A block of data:
++++
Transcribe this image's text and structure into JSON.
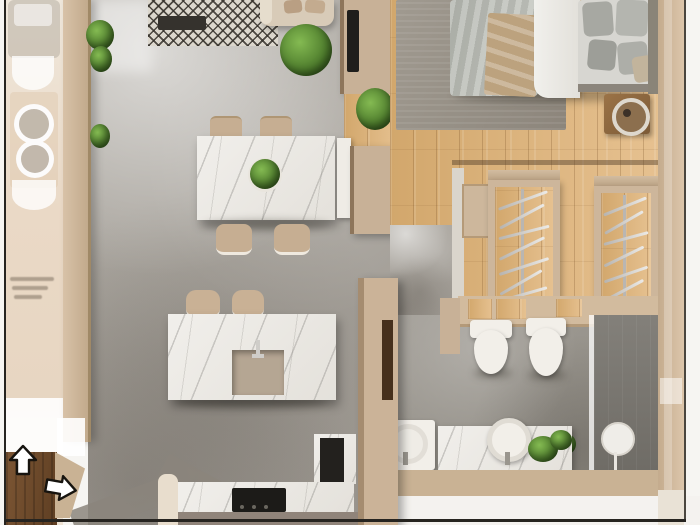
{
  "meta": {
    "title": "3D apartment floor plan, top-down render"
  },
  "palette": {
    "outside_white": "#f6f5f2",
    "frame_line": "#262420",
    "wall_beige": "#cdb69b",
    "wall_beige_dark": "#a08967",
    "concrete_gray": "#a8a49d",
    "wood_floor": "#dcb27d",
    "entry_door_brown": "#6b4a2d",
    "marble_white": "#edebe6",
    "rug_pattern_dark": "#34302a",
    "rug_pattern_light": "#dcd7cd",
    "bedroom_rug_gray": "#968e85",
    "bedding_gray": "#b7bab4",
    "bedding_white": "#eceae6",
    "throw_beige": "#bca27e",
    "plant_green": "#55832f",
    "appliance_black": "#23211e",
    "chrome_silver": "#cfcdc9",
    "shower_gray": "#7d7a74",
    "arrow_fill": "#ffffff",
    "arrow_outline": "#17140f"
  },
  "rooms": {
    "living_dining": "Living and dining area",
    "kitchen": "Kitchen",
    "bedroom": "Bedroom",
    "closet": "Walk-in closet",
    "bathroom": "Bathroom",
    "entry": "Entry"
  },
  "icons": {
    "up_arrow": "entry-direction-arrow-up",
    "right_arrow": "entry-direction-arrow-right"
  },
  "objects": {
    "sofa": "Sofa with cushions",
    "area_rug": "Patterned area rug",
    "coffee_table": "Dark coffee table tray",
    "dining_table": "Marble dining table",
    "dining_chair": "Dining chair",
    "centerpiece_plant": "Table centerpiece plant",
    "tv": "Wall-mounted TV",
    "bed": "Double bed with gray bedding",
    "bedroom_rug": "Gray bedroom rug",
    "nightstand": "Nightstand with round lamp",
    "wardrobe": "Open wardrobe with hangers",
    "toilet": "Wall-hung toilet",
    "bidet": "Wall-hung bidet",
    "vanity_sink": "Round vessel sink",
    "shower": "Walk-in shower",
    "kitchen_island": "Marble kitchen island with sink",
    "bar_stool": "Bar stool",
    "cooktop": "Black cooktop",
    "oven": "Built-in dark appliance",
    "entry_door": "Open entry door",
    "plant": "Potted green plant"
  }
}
++++
Reproduce all of the data exactly; the pictures do not belong in the copy.

Transcribe this image's text and structure into JSON.
{
  "meta": {
    "title": "3D apartment floor plan, top-down render"
  },
  "palette": {
    "outside_white": "#f6f5f2",
    "frame_line": "#262420",
    "wall_beige": "#cdb69b",
    "wall_beige_dark": "#a08967",
    "concrete_gray": "#a8a49d",
    "wood_floor": "#dcb27d",
    "entry_door_brown": "#6b4a2d",
    "marble_white": "#edebe6",
    "rug_pattern_dark": "#34302a",
    "rug_pattern_light": "#dcd7cd",
    "bedroom_rug_gray": "#968e85",
    "bedding_gray": "#b7bab4",
    "bedding_white": "#eceae6",
    "throw_beige": "#bca27e",
    "plant_green": "#55832f",
    "appliance_black": "#23211e",
    "chrome_silver": "#cfcdc9",
    "shower_gray": "#7d7a74",
    "arrow_fill": "#ffffff",
    "arrow_outline": "#17140f"
  },
  "rooms": {
    "living_dining": "Living and dining area",
    "kitchen": "Kitchen",
    "bedroom": "Bedroom",
    "closet": "Walk-in closet",
    "bathroom": "Bathroom",
    "entry": "Entry"
  },
  "icons": {
    "up_arrow": "entry-direction-arrow-up",
    "right_arrow": "entry-direction-arrow-right"
  },
  "objects": {
    "sofa": "Sofa with cushions",
    "area_rug": "Patterned area rug",
    "coffee_table": "Dark coffee table tray",
    "dining_table": "Marble dining table",
    "dining_chair": "Dining chair",
    "centerpiece_plant": "Table centerpiece plant",
    "tv": "Wall-mounted TV",
    "bed": "Double bed with gray bedding",
    "bedroom_rug": "Gray bedroom rug",
    "nightstand": "Nightstand with round lamp",
    "wardrobe": "Open wardrobe with hangers",
    "toilet": "Wall-hung toilet",
    "bidet": "Wall-hung bidet",
    "vanity_sink": "Round vessel sink",
    "shower": "Walk-in shower",
    "kitchen_island": "Marble kitchen island with sink",
    "bar_stool": "Bar stool",
    "cooktop": "Black cooktop",
    "oven": "Built-in dark appliance",
    "entry_door": "Open entry door",
    "plant": "Potted green plant"
  }
}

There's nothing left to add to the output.